> _JOB_
Collect every line of the records below that contains the word "text".

> _TASK INPUTS_
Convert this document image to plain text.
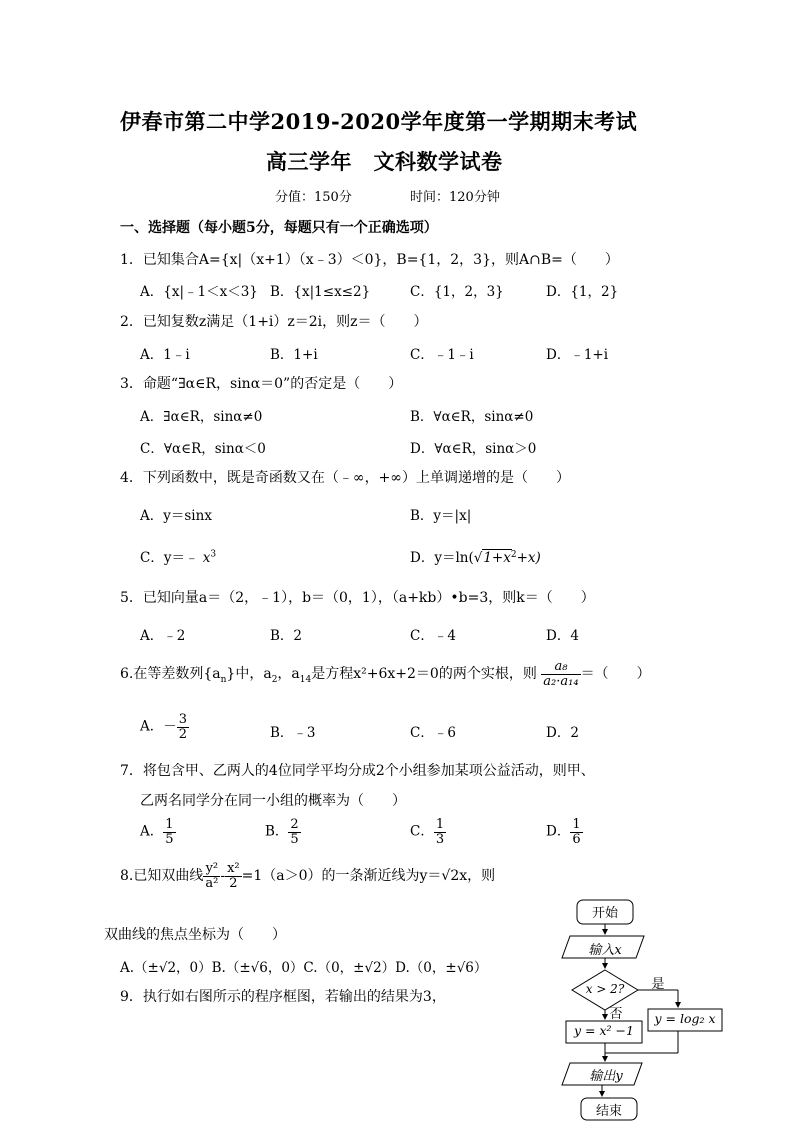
伊春市第二中学2019-2020学年度第一学期期末考试
高三学年　文科数学试卷
分值：150分	时间：120分钟
一、选择题（每小题5分，每题只有一个正确选项）
1．已知集合A={x|（x+1）（x﹣3）＜0}，B={1，2，3}，则A∩B=（　　）
A．{x|﹣1＜x＜3} B．{x|1≤x≤2}	C．{1，2，3}	D．{1，2}
2．已知复数z满足（1+i）z＝2i，则z＝（　　）
A．1﹣i	B．1+i	C．﹣1﹣i	D．﹣1+i
3．命题“∃α∈R，sinα＝0”的否定是（　　）
A．∃α∈R，sinα≠0	B．∀α∈R，sinα≠0
C．∀α∈R，sinα＜0	D．∀α∈R，sinα＞0
4．下列函数中，既是奇函数又在（﹣∞，+∞）上单调递增的是（　　）
A．y＝sinx	B．y＝|x|
C．y＝﹣ $x^3$	D．$y=\ln(√1+x^2+x)$
5．已知向量a＝（2，﹣1），b＝（0，1），（a+kb）•b=3，则k＝（　　）
A．﹣2	B．2	C．﹣4	D．4
6.在等差数列$\{a_n\}$中，$a_2$，$a_{14}$是方程x²+6x+2＝0的两个实根，则 $\frac{\text{a₈}}{\text{a₂·a₁₄}}$ ＝（　　）
A．－ $\frac{3}{2}$	B．﹣3	C．﹣6	D．2
7．将包含甲、乙两人的4位同学平均分成2个小组参加某项公益活动，则甲、
乙两名同学分在同一小组的概率为（　　）
A． $\frac{1}{5}$	B． $\frac{2}{5}$	C． $\frac{1}{3}$	D． $\frac{1}{6}$
8.已知双曲线 $\frac{\text{y²}}{\text{a²}} - \frac{\text{x²}}{2} =1(a>0)$的一条渐近线为y＝√2x，则
双曲线的焦点坐标为（　　）
A.（±√2，0）B.（±√6，0）C.（0，±√2）D.（0，±√6）
9．执行如右图所示的程序框图，若输出的结果为3，
开始
输入x
x > 2?	是
否
y = x² −1
y = log₂ x
输出y
结束
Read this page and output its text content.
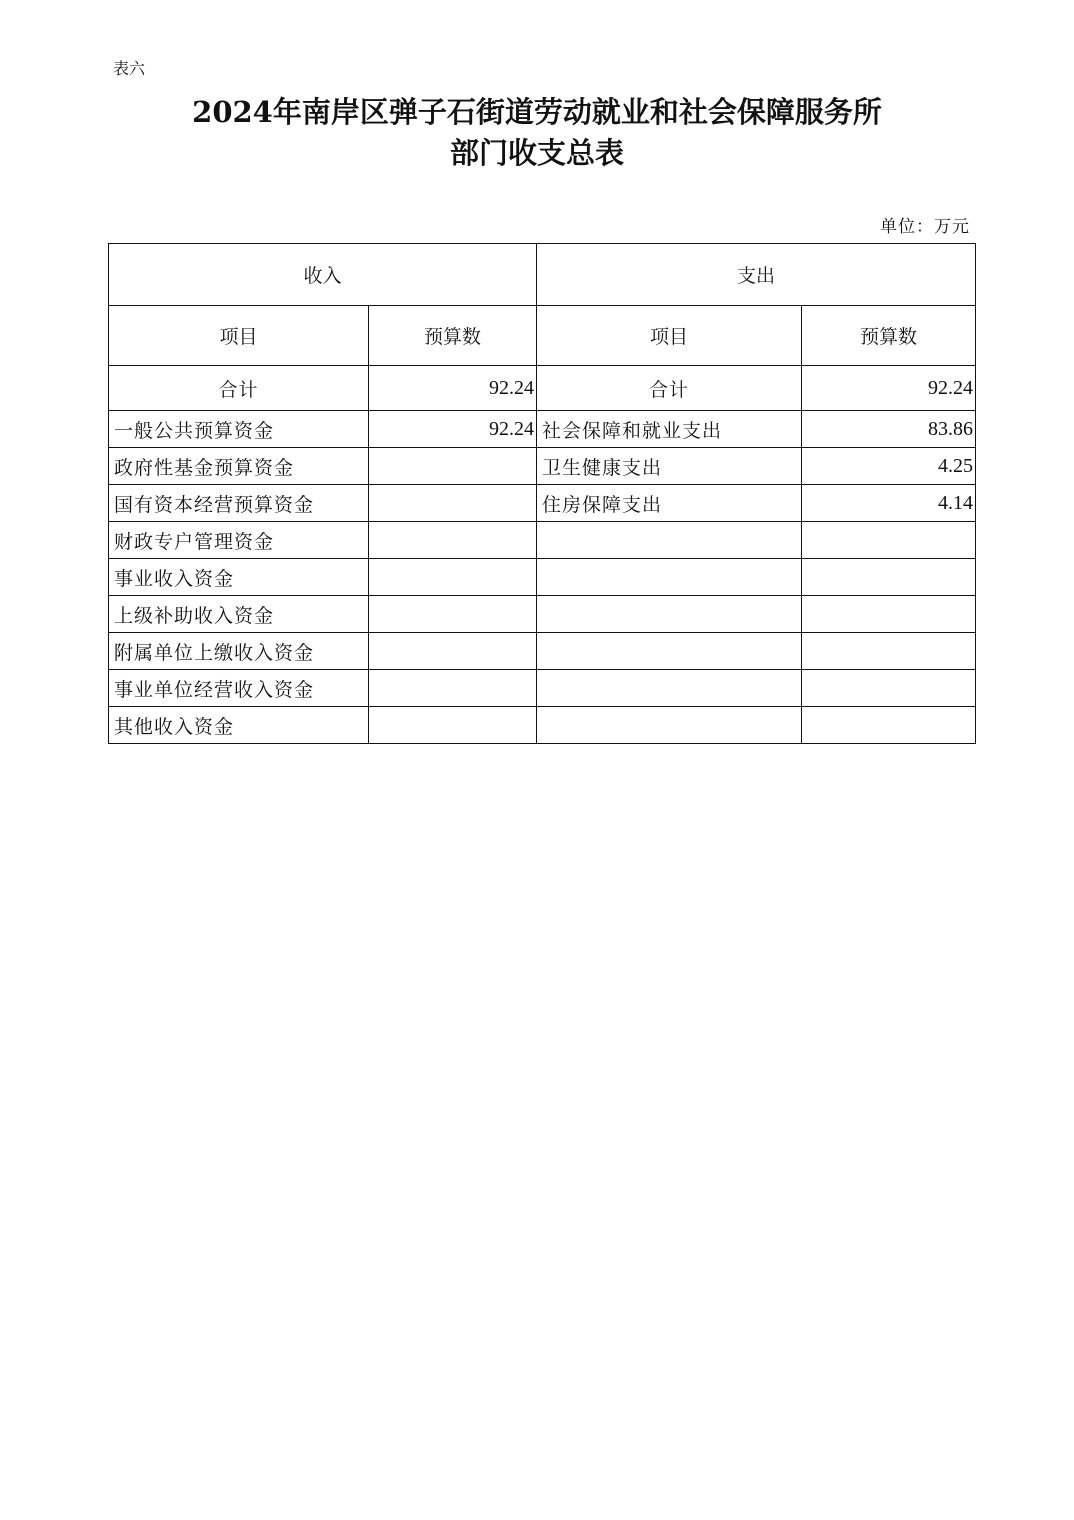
表六
2024年南岸区弹子石街道劳动就业和社会保障服务所
部门收支总表
单位：万元
收入		支出	
项目	预算数	项目	预算数
合计	92.24	合计	92.24
一般公共预算资金	92.24	社会保障和就业支出	83.86
政府性基金预算资金		卫生健康支出	4.25
国有资本经营预算资金		住房保障支出	4.14
财政专户管理资金			
事业收入资金			
上级补助收入资金			
附属单位上缴收入资金			
事业单位经营收入资金			
其他收入资金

> _ANSWER TO THE PROBLEM_
Convert this document image to plain text.
6.在等差数列$\{a_n\}$中，$a_2$，$a_{14}$是方程x²+6x+2＝0的两个实根，则 $\frac{\text{a₈}}{\text{a₂·a₁₄}}$ ＝（　　）
8.已知双曲线 $\frac{\text{y²}}{\text{a²}} - \frac{\text{x²}}{2} =1(a>0)$的一条渐近线为y＝√2x，则
Read this page and output its text content.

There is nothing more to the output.